» **Task to carry out**: Lines containing the word "Comptable" are to be located and copied.

» **Records supplied**:

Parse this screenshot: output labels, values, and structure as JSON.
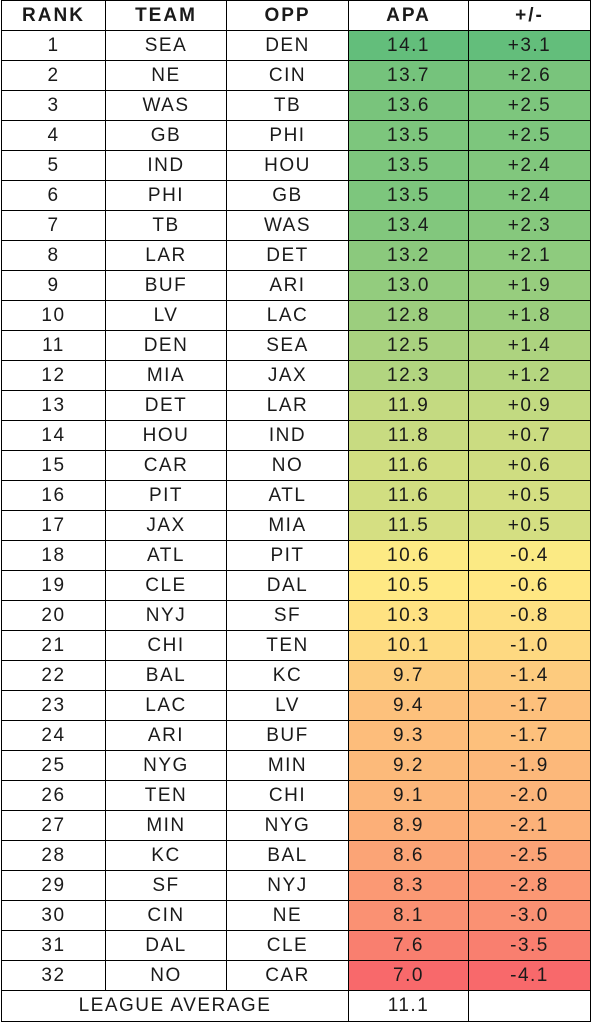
{
  "chart_data": {
    "type": "table",
    "columns": [
      "RANK",
      "TEAM",
      "OPP",
      "APA",
      "+/-"
    ],
    "rows": [
      {
        "rank": "1",
        "team": "SEA",
        "opp": "DEN",
        "apa": 14.1,
        "pm": 3.1
      },
      {
        "rank": "2",
        "team": "NE",
        "opp": "CIN",
        "apa": 13.7,
        "pm": 2.6
      },
      {
        "rank": "3",
        "team": "WAS",
        "opp": "TB",
        "apa": 13.6,
        "pm": 2.5
      },
      {
        "rank": "4",
        "team": "GB",
        "opp": "PHI",
        "apa": 13.5,
        "pm": 2.5
      },
      {
        "rank": "5",
        "team": "IND",
        "opp": "HOU",
        "apa": 13.5,
        "pm": 2.4
      },
      {
        "rank": "6",
        "team": "PHI",
        "opp": "GB",
        "apa": 13.5,
        "pm": 2.4
      },
      {
        "rank": "7",
        "team": "TB",
        "opp": "WAS",
        "apa": 13.4,
        "pm": 2.3
      },
      {
        "rank": "8",
        "team": "LAR",
        "opp": "DET",
        "apa": 13.2,
        "pm": 2.1
      },
      {
        "rank": "9",
        "team": "BUF",
        "opp": "ARI",
        "apa": 13.0,
        "pm": 1.9
      },
      {
        "rank": "10",
        "team": "LV",
        "opp": "LAC",
        "apa": 12.8,
        "pm": 1.8
      },
      {
        "rank": "11",
        "team": "DEN",
        "opp": "SEA",
        "apa": 12.5,
        "pm": 1.4
      },
      {
        "rank": "12",
        "team": "MIA",
        "opp": "JAX",
        "apa": 12.3,
        "pm": 1.2
      },
      {
        "rank": "13",
        "team": "DET",
        "opp": "LAR",
        "apa": 11.9,
        "pm": 0.9
      },
      {
        "rank": "14",
        "team": "HOU",
        "opp": "IND",
        "apa": 11.8,
        "pm": 0.7
      },
      {
        "rank": "15",
        "team": "CAR",
        "opp": "NO",
        "apa": 11.6,
        "pm": 0.6
      },
      {
        "rank": "16",
        "team": "PIT",
        "opp": "ATL",
        "apa": 11.6,
        "pm": 0.5
      },
      {
        "rank": "17",
        "team": "JAX",
        "opp": "MIA",
        "apa": 11.5,
        "pm": 0.5
      },
      {
        "rank": "18",
        "team": "ATL",
        "opp": "PIT",
        "apa": 10.6,
        "pm": -0.4
      },
      {
        "rank": "19",
        "team": "CLE",
        "opp": "DAL",
        "apa": 10.5,
        "pm": -0.6
      },
      {
        "rank": "20",
        "team": "NYJ",
        "opp": "SF",
        "apa": 10.3,
        "pm": -0.8
      },
      {
        "rank": "21",
        "team": "CHI",
        "opp": "TEN",
        "apa": 10.1,
        "pm": -1.0
      },
      {
        "rank": "22",
        "team": "BAL",
        "opp": "KC",
        "apa": 9.7,
        "pm": -1.4
      },
      {
        "rank": "23",
        "team": "LAC",
        "opp": "LV",
        "apa": 9.4,
        "pm": -1.7
      },
      {
        "rank": "24",
        "team": "ARI",
        "opp": "BUF",
        "apa": 9.3,
        "pm": -1.7
      },
      {
        "rank": "25",
        "team": "NYG",
        "opp": "MIN",
        "apa": 9.2,
        "pm": -1.9
      },
      {
        "rank": "26",
        "team": "TEN",
        "opp": "CHI",
        "apa": 9.1,
        "pm": -2.0
      },
      {
        "rank": "27",
        "team": "MIN",
        "opp": "NYG",
        "apa": 8.9,
        "pm": -2.1
      },
      {
        "rank": "28",
        "team": "KC",
        "opp": "BAL",
        "apa": 8.6,
        "pm": -2.5
      },
      {
        "rank": "29",
        "team": "SF",
        "opp": "NYJ",
        "apa": 8.3,
        "pm": -2.8
      },
      {
        "rank": "30",
        "team": "CIN",
        "opp": "NE",
        "apa": 8.1,
        "pm": -3.0
      },
      {
        "rank": "31",
        "team": "DAL",
        "opp": "CLE",
        "apa": 7.6,
        "pm": -3.5
      },
      {
        "rank": "32",
        "team": "NO",
        "opp": "CAR",
        "apa": 7.0,
        "pm": -4.1
      }
    ],
    "footer": {
      "label": "LEAGUE AVERAGE",
      "value": 11.1
    },
    "color_scale": {
      "high": "#63be7b",
      "mid": "#ffeb84",
      "low": "#f8696b"
    }
  }
}
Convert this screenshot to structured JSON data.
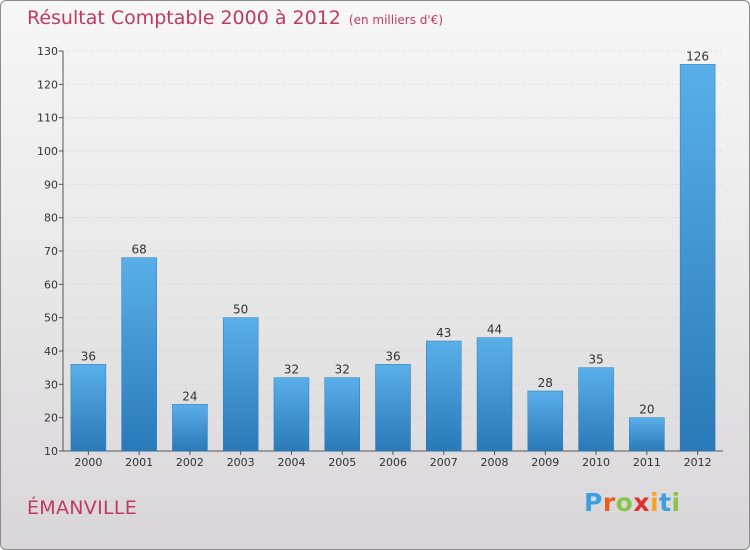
{
  "title": "Résultat Comptable 2000 à 2012",
  "subtitle": "(en milliers d'€)",
  "commune": "ÉMANVILLE",
  "logo": {
    "letters": [
      "P",
      "r",
      "o",
      "x",
      "i",
      "t",
      "i"
    ],
    "colors": [
      "#3aa0e0",
      "#e85e1f",
      "#8bc34a",
      "#e02f2f",
      "#f4a623",
      "#3aa0e0",
      "#8bc34a"
    ]
  },
  "colors": {
    "bar_light": "#5aafe9",
    "bar_dark": "#2a79b8",
    "title": "#c0395f"
  },
  "chart_data": {
    "type": "bar",
    "title": "Résultat Comptable 2000 à 2012",
    "ylabel": "en milliers d'€",
    "categories": [
      "2000",
      "2001",
      "2002",
      "2003",
      "2004",
      "2005",
      "2006",
      "2007",
      "2008",
      "2009",
      "2010",
      "2011",
      "2012"
    ],
    "values": [
      36,
      68,
      24,
      50,
      32,
      32,
      36,
      43,
      44,
      28,
      35,
      20,
      126
    ],
    "ylim": [
      10,
      130
    ],
    "yticks": [
      10,
      20,
      30,
      40,
      50,
      60,
      70,
      80,
      90,
      100,
      110,
      120,
      130
    ]
  }
}
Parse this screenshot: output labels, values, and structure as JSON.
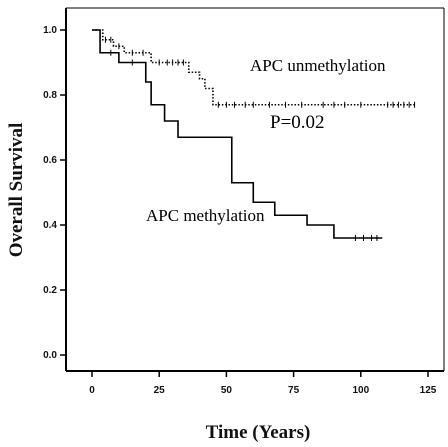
{
  "chart_data": {
    "type": "line",
    "plot_subtype": "kaplan-meier survival curve",
    "xlabel": "Time (Years)",
    "ylabel": "Overall Survival",
    "xlim": [
      0,
      125
    ],
    "ylim": [
      0,
      1
    ],
    "x_ticks": [
      "0",
      "25",
      "50",
      "75",
      "100",
      "125"
    ],
    "y_ticks": [
      "0.0",
      "0.2",
      "0.4",
      "0.6",
      "0.8",
      "1.0"
    ],
    "grid": false,
    "series": [
      {
        "name": "APC unmethylation",
        "style": "dotted",
        "color": "#000000",
        "steps": [
          {
            "x": 0,
            "y": 1.0
          },
          {
            "x": 4,
            "y": 0.97
          },
          {
            "x": 8,
            "y": 0.95
          },
          {
            "x": 12,
            "y": 0.93
          },
          {
            "x": 22,
            "y": 0.9
          },
          {
            "x": 36,
            "y": 0.87
          },
          {
            "x": 40,
            "y": 0.85
          },
          {
            "x": 42,
            "y": 0.82
          },
          {
            "x": 45,
            "y": 0.77
          },
          {
            "x": 120,
            "y": 0.77
          }
        ],
        "censor_x": [
          5,
          7,
          10,
          15,
          19,
          25,
          28,
          30,
          32,
          34,
          47,
          50,
          53,
          57,
          60,
          66,
          72,
          78,
          86,
          90,
          94,
          100,
          110,
          112,
          114,
          116,
          118,
          120
        ]
      },
      {
        "name": "APC methylation",
        "style": "solid",
        "color": "#000000",
        "steps": [
          {
            "x": 0,
            "y": 1.0
          },
          {
            "x": 3,
            "y": 0.93
          },
          {
            "x": 10,
            "y": 0.9
          },
          {
            "x": 20,
            "y": 0.84
          },
          {
            "x": 22,
            "y": 0.77
          },
          {
            "x": 27,
            "y": 0.72
          },
          {
            "x": 32,
            "y": 0.67
          },
          {
            "x": 52,
            "y": 0.53
          },
          {
            "x": 60,
            "y": 0.47
          },
          {
            "x": 68,
            "y": 0.43
          },
          {
            "x": 80,
            "y": 0.4
          },
          {
            "x": 90,
            "y": 0.36
          },
          {
            "x": 108,
            "y": 0.36
          }
        ],
        "censor_x": [
          7,
          15,
          98,
          101,
          104,
          106
        ]
      }
    ],
    "annotations": [
      {
        "text": "APC unmethylation",
        "x": 83,
        "y": 0.93,
        "size": "large"
      },
      {
        "text": "P=0.02",
        "x": 83,
        "y": 0.66,
        "size": "large"
      },
      {
        "text": "APC methylation",
        "x": 55,
        "y": 0.35,
        "size": "large"
      }
    ]
  }
}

» **Task solution**:
  "title": "Résultat Comptable 2000 à 2012",
    "title": "Résultat Comptable 2000 à 2012",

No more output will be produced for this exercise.